Challenge: Set down every entry again word for word, please, but skip the pictures.

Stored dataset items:
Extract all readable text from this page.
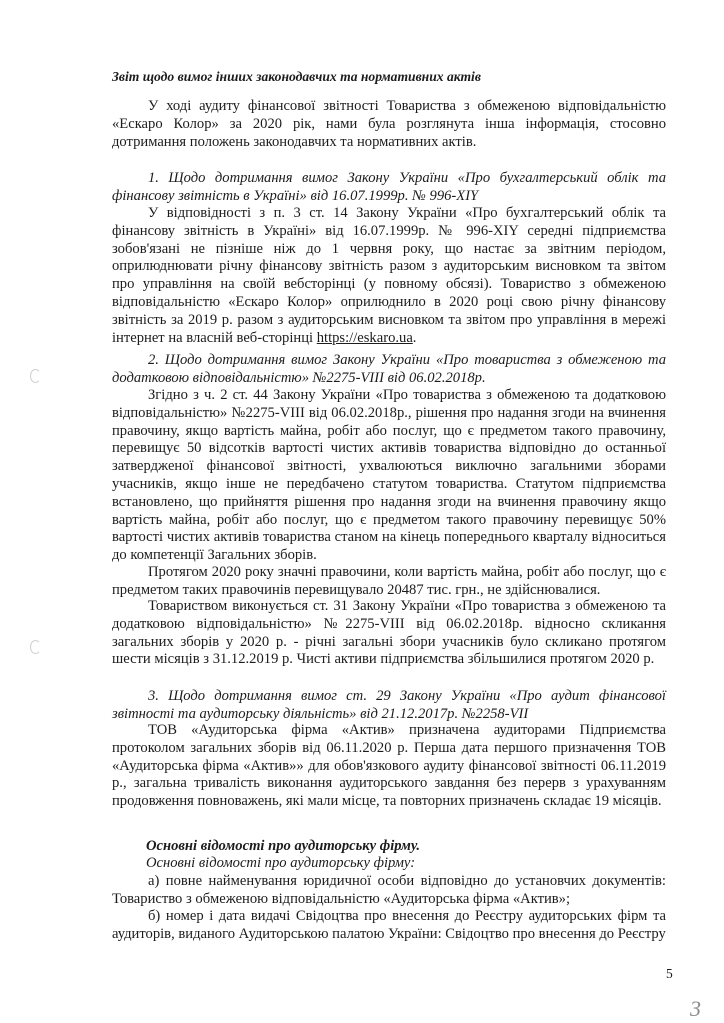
Звіт щодо вимог інших законодавчих та нормативних актів

У ході аудиту фінансової звітності Товариства з обмеженою відповідальністю «Ескаро Колор» за 2020 рік, нами була розглянута інша інформація, стосовно дотримання положень законодавчих та нормативних актів.

1. Щодо дотримання вимог Закону України «Про бухгалтерський облік та фінансову звітність в Україні» від 16.07.1999р. № 996-XIY

У відповідності з п. 3 ст. 14 Закону України «Про бухгалтерський облік та фінансову звітність в Україні» від 16.07.1999р. № 996-XIY середні підприємства зобов'язані не пізніше ніж до 1 червня року, що настає за звітним періодом, оприлюднювати річну фінансову звітність разом з аудиторським висновком та звітом про управління на своїй вебсторінці (у повному обсязі). Товариство з обмеженою відповідальністю «Ескаро Колор» оприлюднило в 2020 році свою річну фінансову звітність за 2019 р. разом з аудиторським висновком та звітом про управління в мережі інтернет на власній веб-сторінці https://eskaro.ua.

2. Щодо дотримання вимог Закону України «Про товариства з обмеженою та додатковою відповідальністю» №2275-VIII від 06.02.2018р.

Згідно з ч. 2 ст. 44 Закону України «Про товариства з обмеженою та додатковою відповідальністю» №2275-VIII від 06.02.2018р., рішення про надання згоди на вчинення правочину, якщо вартість майна, робіт або послуг, що є предметом такого правочину, перевищує 50 відсотків вартості чистих активів товариства відповідно до останньої затвердженої фінансової звітності, ухвалюються виключно загальними зборами учасників, якщо інше не передбачено статутом товариства. Статутом підприємства встановлено, що прийняття рішення про надання згоди на вчинення правочину якщо вартість майна, робіт або послуг, що є предметом такого правочину перевищує 50% вартості чистих активів товариства станом на кінець попереднього кварталу відноситься до компетенції Загальних зборів.

Протягом 2020 року значні правочини, коли вартість майна, робіт або послуг, що є предметом таких правочинів перевищувало 20487 тис. грн., не здійснювалися.

Товариством виконується ст. 31 Закону України «Про товариства з обмеженою та додатковою відповідальністю» №2275-VIII від 06.02.2018р. відносно скликання загальних зборів у 2020 р. - річні загальні збори учасників було скликано протягом шести місяців з 31.12.2019 р. Чисті активи підприємства збільшилися протягом 2020 р.

3. Щодо дотримання вимог ст. 29 Закону України «Про аудит фінансової звітності та аудиторську діяльність» від 21.12.2017р. №2258-VII

ТОВ «Аудиторська фірма «Актив» призначена аудиторами Підприємства протоколом загальних зборів від 06.11.2020 р. Перша дата першого призначення ТОВ «Аудиторська фірма «Актив»» для обов'язкового аудиту фінансової звітності 06.11.2019 р., загальна тривалість виконання аудиторського завдання без перерв з урахуванням продовження повноважень, які мали місце, та повторних призначень складає 19 місяців.

Основні відомості про аудиторську фірму.

Основні відомості про аудиторську фірму:

а) повне найменування юридичної особи відповідно до установчих документів: Товариство з обмеженою відповідальністю «Аудиторська фірма «Актив»;

б) номер і дата видачі Свідоцтва про внесення до Реєстру аудиторських фірм та аудиторів, виданого Аудиторською палатою України: Свідоцтво про внесення до Реєстру

5
3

Full answer:
Extract all readable text from this page.
Звіт щодо вимог інших законодавчих та нормативних актів

У ході аудиту фінансової звітності Товариства з обмеженою відповідальністю «Ескаро Колор» за 2020 рік, нами була розглянута інша інформація, стосовно дотримання положень законодавчих та нормативних актів.

1. Щодо дотримання вимог Закону України «Про бухгалтерський облік та фінансову звітність в Україні» від 16.07.1999р. № 996-XIY

У відповідності з п. 3 ст. 14 Закону України «Про бухгалтерський облік та фінансову звітність в Україні» від 16.07.1999р. № 996-XIY середні підприємства зобов'язані не пізніше ніж до 1 червня року, що настає за звітним періодом, оприлюднювати річну фінансову звітність разом з аудиторським висновком та звітом про управління на своїй вебсторінці (у повному обсязі). Товариство з обмеженою відповідальністю «Ескаро Колор» оприлюднило в 2020 році свою річну фінансову звітність за 2019 р. разом з аудиторським висновком та звітом про управління в мережі інтернет на власній веб-сторінці https://eskaro.ua.

2. Щодо дотримання вимог Закону України «Про товариства з обмеженою та додатковою відповідальністю» №2275-VIII від 06.02.2018р.

Згідно з ч. 2 ст. 44 Закону України «Про товариства з обмеженою та додатковою відповідальністю» №2275-VIII від 06.02.2018р., рішення про надання згоди на вчинення правочину, якщо вартість майна, робіт або послуг, що є предметом такого правочину, перевищує 50 відсотків вартості чистих активів товариства відповідно до останньої затвердженої фінансової звітності, ухвалюються виключно загальними зборами учасників, якщо інше не передбачено статутом товариства. Статутом підприємства встановлено, що прийняття рішення про надання згоди на вчинення правочину якщо вартість майна, робіт або послуг, що є предметом такого правочину перевищує 50% вартості чистих активів товариства станом на кінець попереднього кварталу відноситься до компетенції Загальних зборів.

Протягом 2020 року значні правочини, коли вартість майна, робіт або послуг, що є предметом таких правочинів перевищувало 20487 тис. грн., не здійснювалися.

Товариством виконується ст. 31 Закону України «Про товариства з обмеженою та додатковою відповідальністю» №2275-VIII від 06.02.2018р. відносно скликання загальних зборів у 2020 р. - річні загальні збори учасників було скликано протягом шести місяців з 31.12.2019 р. Чисті активи підприємства збільшилися протягом 2020 р.

3. Щодо дотримання вимог ст. 29 Закону України «Про аудит фінансової звітності та аудиторську діяльність» від 21.12.2017р. №2258-VII

ТОВ «Аудиторська фірма «Актив» призначена аудиторами Підприємства протоколом загальних зборів від 06.11.2020 р. Перша дата першого призначення ТОВ «Аудиторська фірма «Актив»» для обов'язкового аудиту фінансової звітності 06.11.2019 р., загальна тривалість виконання аудиторського завдання без перерв з урахуванням продовження повноважень, які мали місце, та повторних призначень складає 19 місяців.

Основні відомості про аудиторську фірму.

Основні відомості про аудиторську фірму:

а) повне найменування юридичної особи відповідно до установчих документів: Товариство з обмеженою відповідальністю «Аудиторська фірма «Актив»;

б) номер і дата видачі Свідоцтва про внесення до Реєстру аудиторських фірм та аудиторів, виданого Аудиторською палатою України: Свідоцтво про внесення до Реєстру

5
3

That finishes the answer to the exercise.